(Stored entries)
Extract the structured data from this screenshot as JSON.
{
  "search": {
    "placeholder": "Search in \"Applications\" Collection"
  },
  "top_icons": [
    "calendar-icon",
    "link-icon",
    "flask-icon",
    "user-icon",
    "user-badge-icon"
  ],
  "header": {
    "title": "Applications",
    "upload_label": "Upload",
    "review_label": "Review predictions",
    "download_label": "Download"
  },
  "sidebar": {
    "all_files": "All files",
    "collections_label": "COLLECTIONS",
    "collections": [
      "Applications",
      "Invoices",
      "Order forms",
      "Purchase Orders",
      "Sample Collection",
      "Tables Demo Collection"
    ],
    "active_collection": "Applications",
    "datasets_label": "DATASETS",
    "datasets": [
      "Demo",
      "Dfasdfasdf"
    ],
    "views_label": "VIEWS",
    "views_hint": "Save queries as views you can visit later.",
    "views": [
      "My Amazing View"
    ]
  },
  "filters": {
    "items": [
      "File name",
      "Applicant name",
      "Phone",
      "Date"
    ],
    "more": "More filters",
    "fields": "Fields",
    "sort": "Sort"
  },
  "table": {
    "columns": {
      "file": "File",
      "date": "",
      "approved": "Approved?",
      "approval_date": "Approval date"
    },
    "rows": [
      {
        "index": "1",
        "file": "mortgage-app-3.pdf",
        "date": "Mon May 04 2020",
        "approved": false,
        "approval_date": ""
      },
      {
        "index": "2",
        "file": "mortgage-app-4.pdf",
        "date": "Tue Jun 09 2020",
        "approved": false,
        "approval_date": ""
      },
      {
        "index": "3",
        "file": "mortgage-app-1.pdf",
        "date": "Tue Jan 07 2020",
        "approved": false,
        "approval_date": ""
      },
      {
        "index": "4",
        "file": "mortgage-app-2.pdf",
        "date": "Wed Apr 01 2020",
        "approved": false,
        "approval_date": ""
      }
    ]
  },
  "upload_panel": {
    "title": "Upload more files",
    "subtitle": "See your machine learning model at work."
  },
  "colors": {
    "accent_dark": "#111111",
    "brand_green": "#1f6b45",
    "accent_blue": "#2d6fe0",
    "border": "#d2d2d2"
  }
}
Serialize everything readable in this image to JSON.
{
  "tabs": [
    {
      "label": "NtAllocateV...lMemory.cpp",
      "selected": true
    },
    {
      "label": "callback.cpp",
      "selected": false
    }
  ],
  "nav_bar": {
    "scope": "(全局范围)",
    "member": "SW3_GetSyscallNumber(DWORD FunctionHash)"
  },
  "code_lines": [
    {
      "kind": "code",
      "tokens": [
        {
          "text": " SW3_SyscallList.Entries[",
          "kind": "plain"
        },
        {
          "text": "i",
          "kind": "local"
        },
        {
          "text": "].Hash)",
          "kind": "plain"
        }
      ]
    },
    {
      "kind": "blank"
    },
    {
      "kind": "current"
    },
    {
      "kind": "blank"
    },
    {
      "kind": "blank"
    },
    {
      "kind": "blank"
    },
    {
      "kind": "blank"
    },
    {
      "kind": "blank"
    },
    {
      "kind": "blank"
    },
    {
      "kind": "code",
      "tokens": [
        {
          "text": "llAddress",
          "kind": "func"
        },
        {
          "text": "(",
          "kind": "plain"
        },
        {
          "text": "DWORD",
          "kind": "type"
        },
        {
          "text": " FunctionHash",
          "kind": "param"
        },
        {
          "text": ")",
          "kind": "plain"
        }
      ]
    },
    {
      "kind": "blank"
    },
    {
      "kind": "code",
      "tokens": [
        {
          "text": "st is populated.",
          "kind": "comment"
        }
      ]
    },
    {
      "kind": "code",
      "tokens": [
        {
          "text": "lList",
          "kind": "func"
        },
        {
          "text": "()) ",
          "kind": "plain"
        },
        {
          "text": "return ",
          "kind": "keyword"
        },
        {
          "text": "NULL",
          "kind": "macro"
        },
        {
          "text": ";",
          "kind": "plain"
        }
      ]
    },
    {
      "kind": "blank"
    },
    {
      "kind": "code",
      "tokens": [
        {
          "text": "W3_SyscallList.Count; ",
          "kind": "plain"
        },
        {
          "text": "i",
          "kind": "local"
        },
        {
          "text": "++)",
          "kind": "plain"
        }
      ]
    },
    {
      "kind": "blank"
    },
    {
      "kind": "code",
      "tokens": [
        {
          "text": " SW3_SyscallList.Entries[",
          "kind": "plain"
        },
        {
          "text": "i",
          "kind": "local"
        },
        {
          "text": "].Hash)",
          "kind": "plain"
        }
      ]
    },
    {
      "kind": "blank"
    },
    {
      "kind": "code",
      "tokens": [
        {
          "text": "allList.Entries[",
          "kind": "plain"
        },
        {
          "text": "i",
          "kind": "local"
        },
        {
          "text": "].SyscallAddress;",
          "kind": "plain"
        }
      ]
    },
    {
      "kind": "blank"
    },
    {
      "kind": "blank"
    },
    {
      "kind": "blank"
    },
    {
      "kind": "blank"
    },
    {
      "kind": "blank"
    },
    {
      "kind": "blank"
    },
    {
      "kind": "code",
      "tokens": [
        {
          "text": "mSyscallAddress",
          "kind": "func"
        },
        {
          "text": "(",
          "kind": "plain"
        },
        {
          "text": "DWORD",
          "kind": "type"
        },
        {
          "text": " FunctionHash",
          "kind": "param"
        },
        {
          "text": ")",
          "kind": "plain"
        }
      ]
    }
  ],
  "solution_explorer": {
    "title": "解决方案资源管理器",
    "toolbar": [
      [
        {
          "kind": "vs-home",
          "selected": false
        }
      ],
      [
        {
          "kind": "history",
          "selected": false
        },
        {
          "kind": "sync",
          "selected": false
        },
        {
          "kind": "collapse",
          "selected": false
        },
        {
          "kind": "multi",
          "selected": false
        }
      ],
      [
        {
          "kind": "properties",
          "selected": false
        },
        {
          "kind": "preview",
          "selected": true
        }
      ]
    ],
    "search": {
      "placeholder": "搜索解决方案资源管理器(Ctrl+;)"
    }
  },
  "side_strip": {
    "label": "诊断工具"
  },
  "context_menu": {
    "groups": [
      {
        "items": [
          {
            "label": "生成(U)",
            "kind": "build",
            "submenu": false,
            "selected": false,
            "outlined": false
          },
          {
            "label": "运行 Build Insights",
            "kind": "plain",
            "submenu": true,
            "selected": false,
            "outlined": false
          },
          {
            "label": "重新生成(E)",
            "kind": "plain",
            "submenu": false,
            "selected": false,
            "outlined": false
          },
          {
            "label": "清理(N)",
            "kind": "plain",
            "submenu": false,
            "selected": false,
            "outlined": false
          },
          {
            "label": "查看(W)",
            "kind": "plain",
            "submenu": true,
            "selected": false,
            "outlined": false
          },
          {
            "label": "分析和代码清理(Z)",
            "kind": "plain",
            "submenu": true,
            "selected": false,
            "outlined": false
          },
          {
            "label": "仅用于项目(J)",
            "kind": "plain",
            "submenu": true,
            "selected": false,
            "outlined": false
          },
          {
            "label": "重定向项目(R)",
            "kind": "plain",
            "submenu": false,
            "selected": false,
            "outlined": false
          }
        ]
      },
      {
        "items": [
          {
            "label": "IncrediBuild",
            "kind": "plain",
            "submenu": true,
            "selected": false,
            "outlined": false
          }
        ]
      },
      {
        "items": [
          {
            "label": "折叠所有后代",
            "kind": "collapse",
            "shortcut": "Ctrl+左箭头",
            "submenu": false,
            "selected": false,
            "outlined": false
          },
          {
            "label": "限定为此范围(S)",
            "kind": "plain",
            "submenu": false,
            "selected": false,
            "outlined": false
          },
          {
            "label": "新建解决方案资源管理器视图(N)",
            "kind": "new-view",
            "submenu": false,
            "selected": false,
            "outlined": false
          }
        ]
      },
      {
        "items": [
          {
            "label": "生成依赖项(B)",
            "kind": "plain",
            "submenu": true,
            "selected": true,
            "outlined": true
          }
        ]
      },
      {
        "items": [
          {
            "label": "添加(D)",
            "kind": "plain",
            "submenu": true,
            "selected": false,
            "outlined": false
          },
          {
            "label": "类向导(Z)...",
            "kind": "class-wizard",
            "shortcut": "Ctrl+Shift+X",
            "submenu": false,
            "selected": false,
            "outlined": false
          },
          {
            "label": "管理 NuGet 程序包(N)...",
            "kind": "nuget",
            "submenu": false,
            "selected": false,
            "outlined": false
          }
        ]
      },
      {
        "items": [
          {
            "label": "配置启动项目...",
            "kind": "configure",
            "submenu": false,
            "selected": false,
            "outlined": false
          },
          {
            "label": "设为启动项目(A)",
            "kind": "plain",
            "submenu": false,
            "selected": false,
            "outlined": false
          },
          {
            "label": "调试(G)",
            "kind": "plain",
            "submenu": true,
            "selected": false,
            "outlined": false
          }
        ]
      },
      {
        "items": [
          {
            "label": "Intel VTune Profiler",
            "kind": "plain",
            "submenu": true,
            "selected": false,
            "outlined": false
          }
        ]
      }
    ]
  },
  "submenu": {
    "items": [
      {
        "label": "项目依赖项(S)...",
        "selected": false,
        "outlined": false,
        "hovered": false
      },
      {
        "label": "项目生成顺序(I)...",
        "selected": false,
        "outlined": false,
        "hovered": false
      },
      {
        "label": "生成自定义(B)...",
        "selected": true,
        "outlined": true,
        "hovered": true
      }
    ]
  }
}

■ **WHAT IS ASKED**
Identify all lines where the word "files" shows up. Copy them.

■ **EXPECTED ANSWER**
    "all_files": "All files",
    "title": "Upload more files",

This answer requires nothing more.